(Stored data entries)

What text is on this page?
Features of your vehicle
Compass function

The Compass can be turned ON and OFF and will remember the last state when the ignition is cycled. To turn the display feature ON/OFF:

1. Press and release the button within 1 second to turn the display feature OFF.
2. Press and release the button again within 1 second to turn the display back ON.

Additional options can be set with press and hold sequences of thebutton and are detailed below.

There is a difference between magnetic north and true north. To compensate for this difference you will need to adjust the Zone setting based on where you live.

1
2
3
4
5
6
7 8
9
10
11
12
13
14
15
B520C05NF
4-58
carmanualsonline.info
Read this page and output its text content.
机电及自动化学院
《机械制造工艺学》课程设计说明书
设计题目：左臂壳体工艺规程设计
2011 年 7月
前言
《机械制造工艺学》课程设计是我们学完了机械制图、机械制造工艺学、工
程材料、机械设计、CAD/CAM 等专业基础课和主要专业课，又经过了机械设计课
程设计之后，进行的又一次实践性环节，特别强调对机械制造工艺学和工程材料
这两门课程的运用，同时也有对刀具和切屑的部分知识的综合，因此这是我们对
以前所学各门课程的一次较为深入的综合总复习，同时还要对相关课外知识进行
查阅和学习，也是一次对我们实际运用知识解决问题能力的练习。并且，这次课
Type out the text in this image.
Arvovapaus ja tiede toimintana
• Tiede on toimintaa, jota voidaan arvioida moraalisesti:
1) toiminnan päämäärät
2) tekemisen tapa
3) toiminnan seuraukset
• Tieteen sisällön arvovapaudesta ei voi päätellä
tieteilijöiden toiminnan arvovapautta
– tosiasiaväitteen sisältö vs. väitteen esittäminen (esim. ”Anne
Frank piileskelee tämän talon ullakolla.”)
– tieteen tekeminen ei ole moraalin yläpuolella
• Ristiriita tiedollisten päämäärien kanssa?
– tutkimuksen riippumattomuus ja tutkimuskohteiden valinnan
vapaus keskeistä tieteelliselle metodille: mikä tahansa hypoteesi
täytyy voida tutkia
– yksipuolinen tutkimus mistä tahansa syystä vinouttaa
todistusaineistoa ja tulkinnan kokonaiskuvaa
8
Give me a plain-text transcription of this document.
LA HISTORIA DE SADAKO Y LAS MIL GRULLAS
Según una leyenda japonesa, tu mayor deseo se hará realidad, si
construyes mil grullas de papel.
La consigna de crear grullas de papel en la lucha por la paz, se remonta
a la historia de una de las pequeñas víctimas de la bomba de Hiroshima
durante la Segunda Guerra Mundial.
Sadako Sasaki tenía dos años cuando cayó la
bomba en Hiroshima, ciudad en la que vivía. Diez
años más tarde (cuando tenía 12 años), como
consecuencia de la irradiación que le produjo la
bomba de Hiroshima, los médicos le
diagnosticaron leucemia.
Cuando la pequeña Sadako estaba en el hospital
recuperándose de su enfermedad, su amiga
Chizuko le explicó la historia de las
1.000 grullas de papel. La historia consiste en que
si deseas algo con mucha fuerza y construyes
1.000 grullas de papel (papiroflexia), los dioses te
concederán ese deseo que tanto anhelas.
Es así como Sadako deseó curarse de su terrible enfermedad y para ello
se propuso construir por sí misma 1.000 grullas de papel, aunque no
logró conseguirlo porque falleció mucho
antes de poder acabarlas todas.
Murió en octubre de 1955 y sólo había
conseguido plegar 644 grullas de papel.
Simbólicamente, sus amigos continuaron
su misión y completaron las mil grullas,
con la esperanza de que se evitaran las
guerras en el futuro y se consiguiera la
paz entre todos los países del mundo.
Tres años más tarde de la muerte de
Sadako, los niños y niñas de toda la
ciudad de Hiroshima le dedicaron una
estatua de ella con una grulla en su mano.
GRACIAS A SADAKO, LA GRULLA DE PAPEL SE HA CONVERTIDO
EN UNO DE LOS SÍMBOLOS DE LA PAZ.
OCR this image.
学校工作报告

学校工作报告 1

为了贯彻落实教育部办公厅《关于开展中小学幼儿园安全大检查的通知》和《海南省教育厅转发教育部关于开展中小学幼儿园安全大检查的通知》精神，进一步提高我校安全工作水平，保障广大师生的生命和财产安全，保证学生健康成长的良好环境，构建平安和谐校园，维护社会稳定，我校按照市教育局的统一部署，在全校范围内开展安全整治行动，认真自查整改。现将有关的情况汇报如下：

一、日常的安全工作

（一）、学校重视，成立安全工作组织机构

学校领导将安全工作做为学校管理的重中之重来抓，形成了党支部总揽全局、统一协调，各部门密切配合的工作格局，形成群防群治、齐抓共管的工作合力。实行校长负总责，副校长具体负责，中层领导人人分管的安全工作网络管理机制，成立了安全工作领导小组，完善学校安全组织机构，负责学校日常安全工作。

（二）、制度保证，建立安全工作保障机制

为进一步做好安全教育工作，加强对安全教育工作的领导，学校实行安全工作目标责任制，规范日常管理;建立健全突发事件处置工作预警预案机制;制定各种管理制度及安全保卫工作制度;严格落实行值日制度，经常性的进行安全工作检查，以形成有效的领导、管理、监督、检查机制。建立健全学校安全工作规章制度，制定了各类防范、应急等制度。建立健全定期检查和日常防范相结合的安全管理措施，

§ Exercise directions
From the entries above, return each line with the word "deseo" in it.

§ Expected answer
Según una leyenda japonesa, tu mayor deseo se hará realidad, si
concederán ese deseo que tanto anhelas.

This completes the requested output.